• Request
Reproduce each line bearing the word "category".

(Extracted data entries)

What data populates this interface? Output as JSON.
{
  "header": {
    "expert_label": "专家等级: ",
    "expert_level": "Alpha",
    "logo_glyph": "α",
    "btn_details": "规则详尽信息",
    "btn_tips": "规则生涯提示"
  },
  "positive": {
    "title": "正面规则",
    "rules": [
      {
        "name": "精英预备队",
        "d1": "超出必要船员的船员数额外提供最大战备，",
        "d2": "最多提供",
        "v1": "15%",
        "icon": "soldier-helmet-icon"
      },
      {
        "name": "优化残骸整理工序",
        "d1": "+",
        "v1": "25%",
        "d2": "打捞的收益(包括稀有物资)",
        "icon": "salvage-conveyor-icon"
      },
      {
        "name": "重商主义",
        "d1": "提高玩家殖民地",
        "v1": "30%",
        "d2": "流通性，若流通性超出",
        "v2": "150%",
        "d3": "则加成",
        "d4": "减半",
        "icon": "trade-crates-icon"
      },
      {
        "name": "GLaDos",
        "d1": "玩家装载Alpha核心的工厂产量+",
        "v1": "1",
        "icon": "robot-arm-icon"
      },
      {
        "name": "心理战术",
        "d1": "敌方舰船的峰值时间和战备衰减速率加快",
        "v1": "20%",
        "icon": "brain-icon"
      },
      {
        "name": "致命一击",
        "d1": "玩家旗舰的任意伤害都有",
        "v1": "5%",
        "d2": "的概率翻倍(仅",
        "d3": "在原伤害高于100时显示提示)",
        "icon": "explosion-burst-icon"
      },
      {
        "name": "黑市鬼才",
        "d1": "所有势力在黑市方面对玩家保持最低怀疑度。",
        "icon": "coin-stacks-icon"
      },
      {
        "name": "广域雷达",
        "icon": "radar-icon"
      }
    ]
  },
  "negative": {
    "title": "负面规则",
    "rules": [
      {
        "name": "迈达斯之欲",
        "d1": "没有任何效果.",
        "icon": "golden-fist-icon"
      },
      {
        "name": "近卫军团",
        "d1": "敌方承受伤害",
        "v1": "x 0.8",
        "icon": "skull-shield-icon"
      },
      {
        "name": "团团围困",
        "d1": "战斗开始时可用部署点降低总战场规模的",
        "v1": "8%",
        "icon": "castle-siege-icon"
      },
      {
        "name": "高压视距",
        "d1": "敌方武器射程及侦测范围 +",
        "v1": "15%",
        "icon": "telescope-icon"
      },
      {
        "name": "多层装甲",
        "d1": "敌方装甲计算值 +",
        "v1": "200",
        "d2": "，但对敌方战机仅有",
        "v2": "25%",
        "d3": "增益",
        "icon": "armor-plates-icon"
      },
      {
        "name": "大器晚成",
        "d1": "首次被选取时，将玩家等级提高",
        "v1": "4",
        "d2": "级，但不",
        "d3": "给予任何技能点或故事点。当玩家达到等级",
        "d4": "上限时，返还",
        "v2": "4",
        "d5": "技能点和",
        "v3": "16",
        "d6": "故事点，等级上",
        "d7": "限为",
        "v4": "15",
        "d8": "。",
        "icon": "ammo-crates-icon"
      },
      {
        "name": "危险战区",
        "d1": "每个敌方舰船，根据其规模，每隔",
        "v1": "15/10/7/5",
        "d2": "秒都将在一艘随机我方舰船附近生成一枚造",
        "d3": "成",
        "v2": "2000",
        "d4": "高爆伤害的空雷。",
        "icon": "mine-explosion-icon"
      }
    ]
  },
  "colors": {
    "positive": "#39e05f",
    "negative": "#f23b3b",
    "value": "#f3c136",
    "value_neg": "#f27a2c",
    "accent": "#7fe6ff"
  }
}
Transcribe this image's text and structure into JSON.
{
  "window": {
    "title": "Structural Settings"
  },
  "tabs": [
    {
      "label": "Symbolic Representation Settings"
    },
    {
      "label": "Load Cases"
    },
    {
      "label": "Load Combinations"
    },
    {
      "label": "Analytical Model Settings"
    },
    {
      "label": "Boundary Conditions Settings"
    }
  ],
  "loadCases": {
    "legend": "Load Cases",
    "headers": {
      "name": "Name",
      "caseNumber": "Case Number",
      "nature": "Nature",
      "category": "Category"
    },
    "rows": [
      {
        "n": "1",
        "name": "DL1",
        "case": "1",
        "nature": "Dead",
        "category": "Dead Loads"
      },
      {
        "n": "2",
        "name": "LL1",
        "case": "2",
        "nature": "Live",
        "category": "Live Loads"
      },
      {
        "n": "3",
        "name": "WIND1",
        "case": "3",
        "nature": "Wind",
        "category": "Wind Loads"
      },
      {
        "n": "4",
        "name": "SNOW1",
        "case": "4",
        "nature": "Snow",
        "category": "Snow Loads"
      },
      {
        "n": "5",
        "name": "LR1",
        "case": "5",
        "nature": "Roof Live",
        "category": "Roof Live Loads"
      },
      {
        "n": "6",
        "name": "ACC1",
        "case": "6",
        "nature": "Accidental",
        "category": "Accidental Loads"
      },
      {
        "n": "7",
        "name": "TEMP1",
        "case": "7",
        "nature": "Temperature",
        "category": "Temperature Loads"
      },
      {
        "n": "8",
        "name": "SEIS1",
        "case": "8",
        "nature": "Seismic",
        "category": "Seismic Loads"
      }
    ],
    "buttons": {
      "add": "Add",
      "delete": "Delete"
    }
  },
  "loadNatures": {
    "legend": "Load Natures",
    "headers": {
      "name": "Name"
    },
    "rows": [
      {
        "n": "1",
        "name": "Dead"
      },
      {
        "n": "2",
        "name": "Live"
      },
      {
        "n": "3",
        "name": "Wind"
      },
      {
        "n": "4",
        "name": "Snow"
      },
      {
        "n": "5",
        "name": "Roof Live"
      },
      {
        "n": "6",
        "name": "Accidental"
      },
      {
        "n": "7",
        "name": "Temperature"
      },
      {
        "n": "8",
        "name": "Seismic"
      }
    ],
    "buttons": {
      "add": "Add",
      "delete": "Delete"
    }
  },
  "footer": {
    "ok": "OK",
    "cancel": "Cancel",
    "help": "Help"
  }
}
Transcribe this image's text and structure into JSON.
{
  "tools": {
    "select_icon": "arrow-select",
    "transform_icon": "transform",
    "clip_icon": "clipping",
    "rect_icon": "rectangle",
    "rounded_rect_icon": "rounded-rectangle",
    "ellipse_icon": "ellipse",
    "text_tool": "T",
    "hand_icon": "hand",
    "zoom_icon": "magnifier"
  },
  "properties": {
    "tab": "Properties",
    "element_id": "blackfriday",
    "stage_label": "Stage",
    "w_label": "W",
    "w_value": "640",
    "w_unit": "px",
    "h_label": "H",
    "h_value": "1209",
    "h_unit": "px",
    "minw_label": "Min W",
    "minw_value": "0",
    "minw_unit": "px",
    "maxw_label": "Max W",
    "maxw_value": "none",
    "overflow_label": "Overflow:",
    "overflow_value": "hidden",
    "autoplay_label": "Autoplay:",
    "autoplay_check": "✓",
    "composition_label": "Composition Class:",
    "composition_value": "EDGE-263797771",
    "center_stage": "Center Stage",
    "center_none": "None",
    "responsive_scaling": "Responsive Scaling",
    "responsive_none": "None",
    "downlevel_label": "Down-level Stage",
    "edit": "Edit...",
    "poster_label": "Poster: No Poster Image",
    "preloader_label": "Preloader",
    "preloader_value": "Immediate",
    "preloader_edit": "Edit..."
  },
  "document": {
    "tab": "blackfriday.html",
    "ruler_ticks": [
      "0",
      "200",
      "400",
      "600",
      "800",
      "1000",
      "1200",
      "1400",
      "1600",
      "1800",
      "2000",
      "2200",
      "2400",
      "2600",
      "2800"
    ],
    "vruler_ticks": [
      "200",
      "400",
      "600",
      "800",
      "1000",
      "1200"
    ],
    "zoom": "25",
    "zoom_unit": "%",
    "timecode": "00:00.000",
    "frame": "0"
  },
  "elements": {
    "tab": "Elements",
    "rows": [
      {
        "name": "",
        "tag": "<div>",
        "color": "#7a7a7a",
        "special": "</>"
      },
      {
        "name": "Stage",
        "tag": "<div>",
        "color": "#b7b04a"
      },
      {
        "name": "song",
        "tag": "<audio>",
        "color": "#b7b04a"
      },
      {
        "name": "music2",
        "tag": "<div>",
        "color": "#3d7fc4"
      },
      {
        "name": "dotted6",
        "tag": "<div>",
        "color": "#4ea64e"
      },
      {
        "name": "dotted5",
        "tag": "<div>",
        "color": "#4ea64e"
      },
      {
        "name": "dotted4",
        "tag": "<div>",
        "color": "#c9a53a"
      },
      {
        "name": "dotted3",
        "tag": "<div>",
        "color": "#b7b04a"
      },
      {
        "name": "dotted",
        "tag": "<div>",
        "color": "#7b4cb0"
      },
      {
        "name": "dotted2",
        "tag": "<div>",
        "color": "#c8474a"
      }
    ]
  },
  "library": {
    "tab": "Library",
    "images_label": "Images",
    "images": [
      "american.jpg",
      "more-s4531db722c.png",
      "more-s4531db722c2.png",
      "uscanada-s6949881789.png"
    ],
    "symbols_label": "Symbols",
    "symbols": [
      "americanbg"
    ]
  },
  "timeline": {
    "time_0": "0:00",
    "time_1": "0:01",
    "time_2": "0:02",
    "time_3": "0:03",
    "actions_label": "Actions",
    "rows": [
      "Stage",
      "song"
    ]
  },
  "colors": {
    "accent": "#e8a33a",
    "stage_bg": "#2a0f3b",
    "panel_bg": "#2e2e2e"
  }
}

• Completed exercise
      "category": "Category"
        "category": "Dead Loads"
        "category": "Live Loads"
        "category": "Wind Loads"
        "category": "Snow Loads"
        "category": "Roof Live Loads"
        "category": "Accidental Loads"
        "category": "Temperature Loads"
        "category": "Seismic Loads"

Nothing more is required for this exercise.